SHORT PROBLEM:
Recast each line of every item below as a row in a Markdown table with the columns Row and Line, numbering the rows and leaving out blank lines.

DATASET EXCERPTS:

______

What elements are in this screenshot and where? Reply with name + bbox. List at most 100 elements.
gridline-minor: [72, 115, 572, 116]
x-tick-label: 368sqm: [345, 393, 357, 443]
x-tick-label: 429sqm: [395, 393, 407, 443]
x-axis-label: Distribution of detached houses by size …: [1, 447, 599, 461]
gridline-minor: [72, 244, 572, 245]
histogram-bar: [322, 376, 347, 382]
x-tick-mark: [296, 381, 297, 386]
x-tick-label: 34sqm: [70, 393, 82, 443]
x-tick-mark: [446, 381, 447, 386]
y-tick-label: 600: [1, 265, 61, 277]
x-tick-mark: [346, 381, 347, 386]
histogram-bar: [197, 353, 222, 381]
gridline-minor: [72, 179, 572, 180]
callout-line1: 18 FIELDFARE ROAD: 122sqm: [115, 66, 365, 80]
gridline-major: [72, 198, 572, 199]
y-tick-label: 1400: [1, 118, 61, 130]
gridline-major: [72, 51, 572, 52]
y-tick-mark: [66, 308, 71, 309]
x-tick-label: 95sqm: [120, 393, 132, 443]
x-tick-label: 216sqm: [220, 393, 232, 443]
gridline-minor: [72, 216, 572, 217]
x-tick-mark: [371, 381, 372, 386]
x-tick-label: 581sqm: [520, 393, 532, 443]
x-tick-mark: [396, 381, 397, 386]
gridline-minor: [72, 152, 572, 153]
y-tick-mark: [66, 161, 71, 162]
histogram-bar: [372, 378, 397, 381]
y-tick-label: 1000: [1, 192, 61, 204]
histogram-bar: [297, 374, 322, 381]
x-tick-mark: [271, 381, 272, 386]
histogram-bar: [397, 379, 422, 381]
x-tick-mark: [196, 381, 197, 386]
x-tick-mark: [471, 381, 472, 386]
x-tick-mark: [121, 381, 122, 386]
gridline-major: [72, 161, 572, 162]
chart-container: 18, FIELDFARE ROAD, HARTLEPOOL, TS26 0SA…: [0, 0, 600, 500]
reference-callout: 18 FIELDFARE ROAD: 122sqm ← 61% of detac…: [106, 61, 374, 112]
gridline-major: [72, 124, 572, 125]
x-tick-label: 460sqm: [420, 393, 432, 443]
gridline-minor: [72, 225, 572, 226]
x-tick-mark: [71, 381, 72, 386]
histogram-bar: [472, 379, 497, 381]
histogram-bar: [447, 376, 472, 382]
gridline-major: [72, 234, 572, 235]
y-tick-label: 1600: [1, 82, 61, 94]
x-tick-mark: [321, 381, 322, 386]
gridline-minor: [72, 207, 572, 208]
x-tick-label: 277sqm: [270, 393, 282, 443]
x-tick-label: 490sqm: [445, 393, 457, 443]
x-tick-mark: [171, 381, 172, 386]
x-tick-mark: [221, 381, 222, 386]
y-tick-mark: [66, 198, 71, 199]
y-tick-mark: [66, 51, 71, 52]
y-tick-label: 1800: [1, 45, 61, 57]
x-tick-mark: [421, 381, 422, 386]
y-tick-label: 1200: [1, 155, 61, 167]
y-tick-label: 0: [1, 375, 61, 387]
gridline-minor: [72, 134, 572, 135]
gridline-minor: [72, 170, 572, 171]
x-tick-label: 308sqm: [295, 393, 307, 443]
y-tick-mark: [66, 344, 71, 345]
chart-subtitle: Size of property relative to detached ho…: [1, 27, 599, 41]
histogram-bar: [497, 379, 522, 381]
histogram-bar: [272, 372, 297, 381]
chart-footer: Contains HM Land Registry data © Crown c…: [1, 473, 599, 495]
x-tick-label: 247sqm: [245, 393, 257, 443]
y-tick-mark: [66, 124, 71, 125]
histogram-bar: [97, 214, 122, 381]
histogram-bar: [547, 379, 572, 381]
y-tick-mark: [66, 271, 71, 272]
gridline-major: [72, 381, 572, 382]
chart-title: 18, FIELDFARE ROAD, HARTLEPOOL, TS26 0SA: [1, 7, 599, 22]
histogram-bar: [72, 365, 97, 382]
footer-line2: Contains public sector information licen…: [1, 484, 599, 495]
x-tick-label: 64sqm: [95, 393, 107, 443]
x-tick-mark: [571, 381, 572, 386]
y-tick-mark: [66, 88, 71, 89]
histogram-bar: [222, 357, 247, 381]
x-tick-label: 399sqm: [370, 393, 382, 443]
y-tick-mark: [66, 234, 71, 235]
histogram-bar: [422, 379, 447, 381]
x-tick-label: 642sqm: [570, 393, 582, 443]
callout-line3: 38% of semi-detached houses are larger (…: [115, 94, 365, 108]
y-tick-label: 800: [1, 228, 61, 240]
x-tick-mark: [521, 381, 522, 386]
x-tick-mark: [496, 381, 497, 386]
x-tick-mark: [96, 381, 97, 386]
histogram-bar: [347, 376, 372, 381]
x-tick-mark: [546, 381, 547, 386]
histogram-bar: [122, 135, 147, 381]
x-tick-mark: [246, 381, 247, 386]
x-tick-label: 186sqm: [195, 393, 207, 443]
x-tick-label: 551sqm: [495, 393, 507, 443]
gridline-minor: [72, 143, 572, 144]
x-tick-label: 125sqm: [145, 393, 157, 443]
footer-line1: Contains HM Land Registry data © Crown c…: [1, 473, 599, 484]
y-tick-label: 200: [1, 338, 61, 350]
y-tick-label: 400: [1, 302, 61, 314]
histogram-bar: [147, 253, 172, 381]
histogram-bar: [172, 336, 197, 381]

______

TASK OUTPUT:
| Row | Line |
|---|---|
| 1 | What elements are in this screenshot and where? Reply with name + bbox. List at most 100 elements. |
| 2 | gridline-minor: [72, 115, 572, 116] |
| 3 | x-tick-label: 368sqm: [345, 393, 357, 443] |
| 4 | x-tick-label: 429sqm: [395, 393, 407, 443] |
| 5 | x-axis-label: Distribution of detached houses by size …: [1, 447, 599, 461] |
| 6 | gridline-minor: [72, 244, 572, 245] |
| 7 | histogram-bar: [322, 376, 347, 382] |
| 8 | x-tick-mark: [296, 381, 297, 386] |
| 9 | x-tick-label: 34sqm: [70, 393, 82, 443] |
| 10 | x-tick-mark: [446, 381, 447, 386] |
| 11 | y-tick-label: 600: [1, 265, 61, 277] |
| 12 | x-tick-mark: [346, 381, 347, 386] |
| 13 | histogram-bar: [197, 353, 222, 381] |
| 14 | gridline-minor: [72, 179, 572, 180] |
| 15 | callout-line1: 18 FIELDFARE ROAD: 122sqm: [115, 66, 365, 80] |
| 16 | gridline-major: [72, 198, 572, 199] |
| 17 | y-tick-label: 1400: [1, 118, 61, 130] |
| 18 | gridline-major: [72, 51, 572, 52] |
| 19 | y-tick-mark: [66, 308, 71, 309] |
| 20 | x-tick-label: 95sqm: [120, 393, 132, 443] |
| 21 | x-tick-label: 216sqm: [220, 393, 232, 443] |
| 22 | gridline-minor: [72, 216, 572, 217] |
| 23 | x-tick-mark: [371, 381, 372, 386] |
| 24 | x-tick-label: 581sqm: [520, 393, 532, 443] |
| 25 | x-tick-mark: [396, 381, 397, 386] |
| 26 | gridline-minor: [72, 152, 572, 153] |
| 27 | y-tick-mark: [66, 161, 71, 162] |
| 28 | histogram-bar: [372, 378, 397, 381] |
| 29 | y-tick-label: 1000: [1, 192, 61, 204] |
| 30 | histogram-bar: [297, 374, 322, 381] |
| 31 | x-tick-mark: [271, 381, 272, 386] |
| 32 | histogram-bar: [397, 379, 422, 381] |
| 33 | x-tick-mark: [196, 381, 197, 386] |
| 34 | x-tick-mark: [471, 381, 472, 386] |
| 35 | x-tick-mark: [121, 381, 122, 386] |
| 36 | gridline-major: [72, 161, 572, 162] |
| 37 | chart-container: 18, FIELDFARE ROAD, HARTLEPOOL, TS26 0SA…: [0, 0, 600, 500] |
| 38 | reference-callout: 18 FIELDFARE ROAD: 122sqm ← 61% of detac…: [106, 61, 374, 112] |
| 39 | gridline-major: [72, 124, 572, 125] |
| 40 | x-tick-label: 460sqm: [420, 393, 432, 443] |
| 41 | gridline-minor: [72, 225, 572, 226] |
| 42 | x-tick-mark: [71, 381, 72, 386] |
| 43 | histogram-bar: [472, 379, 497, 381] |
| 44 | histogram-bar: [447, 376, 472, 382] |
| 45 | gridline-major: [72, 234, 572, 235] |
| 46 | y-tick-label: 1600: [1, 82, 61, 94] |
| 47 | x-tick-mark: [321, 381, 322, 386] |
| 48 | gridline-minor: [72, 207, 572, 208] |
| 49 | x-tick-label: 277sqm: [270, 393, 282, 443] |
| 50 | x-tick-label: 490sqm: [445, 393, 457, 443] |
| 51 | x-tick-mark: [171, 381, 172, 386] |
| 52 | x-tick-mark: [221, 381, 222, 386] |
| 53 | y-tick-mark: [66, 198, 71, 199] |
| 54 | y-tick-mark: [66, 51, 71, 52] |
| 55 | y-tick-label: 1800: [1, 45, 61, 57] |
| 56 | x-tick-mark: [421, 381, 422, 386] |
| 57 | y-tick-label: 1200: [1, 155, 61, 167] |
| 58 | y-tick-label: 0: [1, 375, 61, 387] |
| 59 | gridline-minor: [72, 134, 572, 135] |
| 60 | gridline-minor: [72, 170, 572, 171] |
| 61 | x-tick-label: 308sqm: [295, 393, 307, 443] |
| 62 | y-tick-mark: [66, 344, 71, 345] |
| 63 | chart-subtitle: Size of property relative to detached ho…: [1, 27, 599, 41] |
| 64 | histogram-bar: [497, 379, 522, 381] |
| 65 | histogram-bar: [272, 372, 297, 381] |
| 66 | chart-footer: Contains HM Land Registry data © Crown c…: [1, 473, 599, 495] |
| 67 | x-tick-label: 247sqm: [245, 393, 257, 443] |
| 68 | y-tick-mark: [66, 124, 71, 125] |
| 69 | histogram-bar: [97, 214, 122, 381] |
| 70 | histogram-bar: [547, 379, 572, 381] |
| 71 | y-tick-mark: [66, 271, 71, 272] |
| 72 | gridline-major: [72, 381, 572, 382] |
| 73 | chart-title: 18, FIELDFARE ROAD, HARTLEPOOL, TS26 0SA: [1, 7, 599, 22] |
| 74 | histogram-bar: [72, 365, 97, 382] |
| 75 | footer-line2: Contains public sector information licen…: [1, 484, 599, 495] |
| 76 | x-tick-label: 64sqm: [95, 393, 107, 443] |
| 77 | x-tick-mark: [571, 381, 572, 386] |
| 78 | y-tick-mark: [66, 88, 71, 89] |
| 79 | histogram-bar: [222, 357, 247, 381] |
| 80 | x-tick-label: 399sqm: [370, 393, 382, 443] |
| 81 | y-tick-mark: [66, 234, 71, 235] |
| 82 | histogram-bar: [422, 379, 447, 381] |
| 83 | x-tick-label: 642sqm: [570, 393, 582, 443] |
| 84 | callout-line3: 38% of semi-detached houses are larger (…: [115, 94, 365, 108] |
| 85 | y-tick-label: 800: [1, 228, 61, 240] |
| 86 | x-tick-mark: [521, 381, 522, 386] |
| 87 | x-tick-mark: [496, 381, 497, 386] |
| 88 | x-tick-mark: [96, 381, 97, 386] |
| 89 | histogram-bar: [347, 376, 372, 381] |
| 90 | x-tick-mark: [546, 381, 547, 386] |
| 91 | histogram-bar: [122, 135, 147, 381] |
| 92 | x-tick-mark: [246, 381, 247, 386] |
| 93 | x-tick-label: 186sqm: [195, 393, 207, 443] |
| 94 | x-tick-label: 551sqm: [495, 393, 507, 443] |
| 95 | gridline-minor: [72, 143, 572, 144] |
| 96 | x-tick-label: 125sqm: [145, 393, 157, 443] |
| 97 | footer-line1: Contains HM Land Registry data © Crown c…: [1, 473, 599, 484] |
| 98 | y-tick-label: 200: [1, 338, 61, 350] |
| 99 | y-tick-label: 400: [1, 302, 61, 314] |
| 100 | histogram-bar: [147, 253, 172, 381] |
| 101 | histogram-bar: [172, 336, 197, 381] |